Repeat each record exactly. Any picture gets left out.

[Entries with figure data]
============================================================

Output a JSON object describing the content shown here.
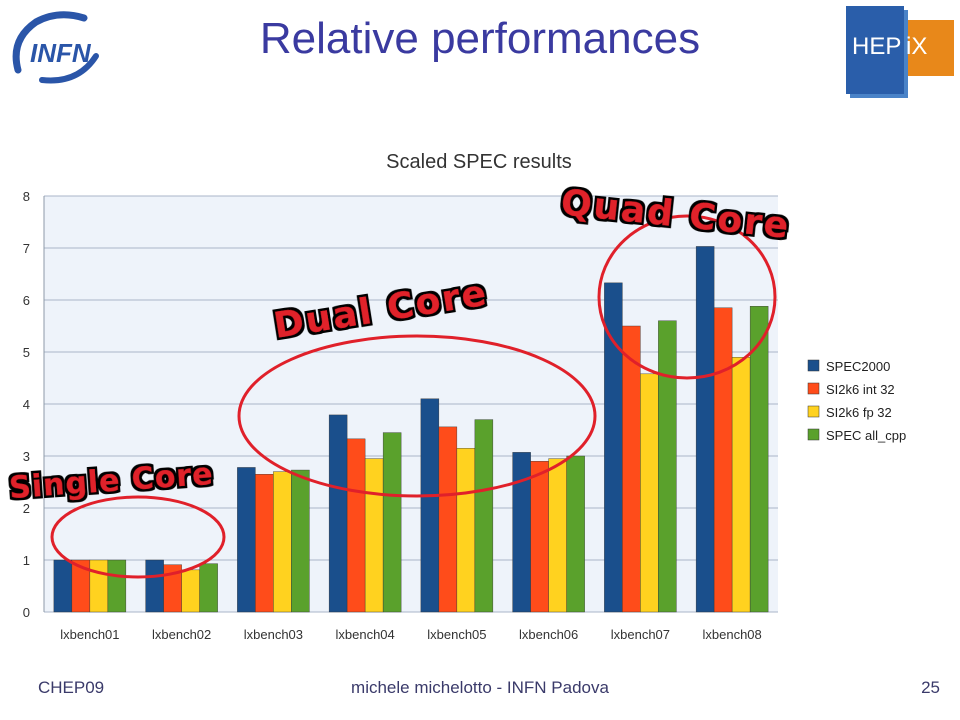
{
  "slide": {
    "title": "Relative performances",
    "footer_left": "CHEP09",
    "footer_center": "michele michelotto - INFN Padova",
    "page_number": "25"
  },
  "logos": {
    "infn": "INFN",
    "hepix_a": "HEP",
    "hepix_b": "iX"
  },
  "annotations": {
    "single": "Single Core",
    "dual": "Dual Core",
    "quad": "Quad Core"
  },
  "colors": {
    "title": "#3a3aa0",
    "annotation_circle": "#e0202a",
    "series": [
      "#1a4f8c",
      "#ff4c1a",
      "#ffd21f",
      "#5aa12c"
    ]
  },
  "chart_data": {
    "type": "bar",
    "title": "Scaled SPEC results",
    "xlabel": "",
    "ylabel": "",
    "ylim": [
      0,
      8
    ],
    "yticks": [
      0,
      1,
      2,
      3,
      4,
      5,
      6,
      7,
      8
    ],
    "grid": true,
    "legend_position": "right",
    "categories": [
      "lxbench01",
      "lxbench02",
      "lxbench03",
      "lxbench04",
      "lxbench05",
      "lxbench06",
      "lxbench07",
      "lxbench08"
    ],
    "series": [
      {
        "name": "SPEC2000",
        "values": [
          1.0,
          1.0,
          2.78,
          3.79,
          4.1,
          3.07,
          6.33,
          7.03
        ]
      },
      {
        "name": "SI2k6 int 32",
        "values": [
          1.0,
          0.91,
          2.65,
          3.33,
          3.56,
          2.9,
          5.5,
          5.85
        ]
      },
      {
        "name": "SI2k6 fp 32",
        "values": [
          1.0,
          0.81,
          2.7,
          2.95,
          3.15,
          2.95,
          4.58,
          4.9
        ]
      },
      {
        "name": "SPEC all_cpp",
        "values": [
          1.0,
          0.93,
          2.73,
          3.45,
          3.7,
          3.0,
          5.6,
          5.88
        ]
      }
    ]
  }
}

============================================================

* [RESULT OF THIS EXERCISE]:
Output a JSON object describing the content shown here.
{
  "slide": {
    "title": "Relative performances",
    "footer_left": "CHEP09",
    "footer_center": "michele michelotto - INFN Padova",
    "page_number": "25"
  },
  "logos": {
    "infn": "INFN",
    "hepix_a": "HEP",
    "hepix_b": "iX"
  },
  "annotations": {
    "single": "Single Core",
    "dual": "Dual Core",
    "quad": "Quad Core"
  },
  "colors": {
    "title": "#3a3aa0",
    "annotation_circle": "#e0202a",
    "series": [
      "#1a4f8c",
      "#ff4c1a",
      "#ffd21f",
      "#5aa12c"
    ]
  },
  "chart_data": {
    "type": "bar",
    "title": "Scaled SPEC results",
    "xlabel": "",
    "ylabel": "",
    "ylim": [
      0,
      8
    ],
    "yticks": [
      0,
      1,
      2,
      3,
      4,
      5,
      6,
      7,
      8
    ],
    "grid": true,
    "legend_position": "right",
    "categories": [
      "lxbench01",
      "lxbench02",
      "lxbench03",
      "lxbench04",
      "lxbench05",
      "lxbench06",
      "lxbench07",
      "lxbench08"
    ],
    "series": [
      {
        "name": "SPEC2000",
        "values": [
          1.0,
          1.0,
          2.78,
          3.79,
          4.1,
          3.07,
          6.33,
          7.03
        ]
      },
      {
        "name": "SI2k6 int 32",
        "values": [
          1.0,
          0.91,
          2.65,
          3.33,
          3.56,
          2.9,
          5.5,
          5.85
        ]
      },
      {
        "name": "SI2k6 fp 32",
        "values": [
          1.0,
          0.81,
          2.7,
          2.95,
          3.15,
          2.95,
          4.58,
          4.9
        ]
      },
      {
        "name": "SPEC all_cpp",
        "values": [
          1.0,
          0.93,
          2.73,
          3.45,
          3.7,
          3.0,
          5.6,
          5.88
        ]
      }
    ]
  }
}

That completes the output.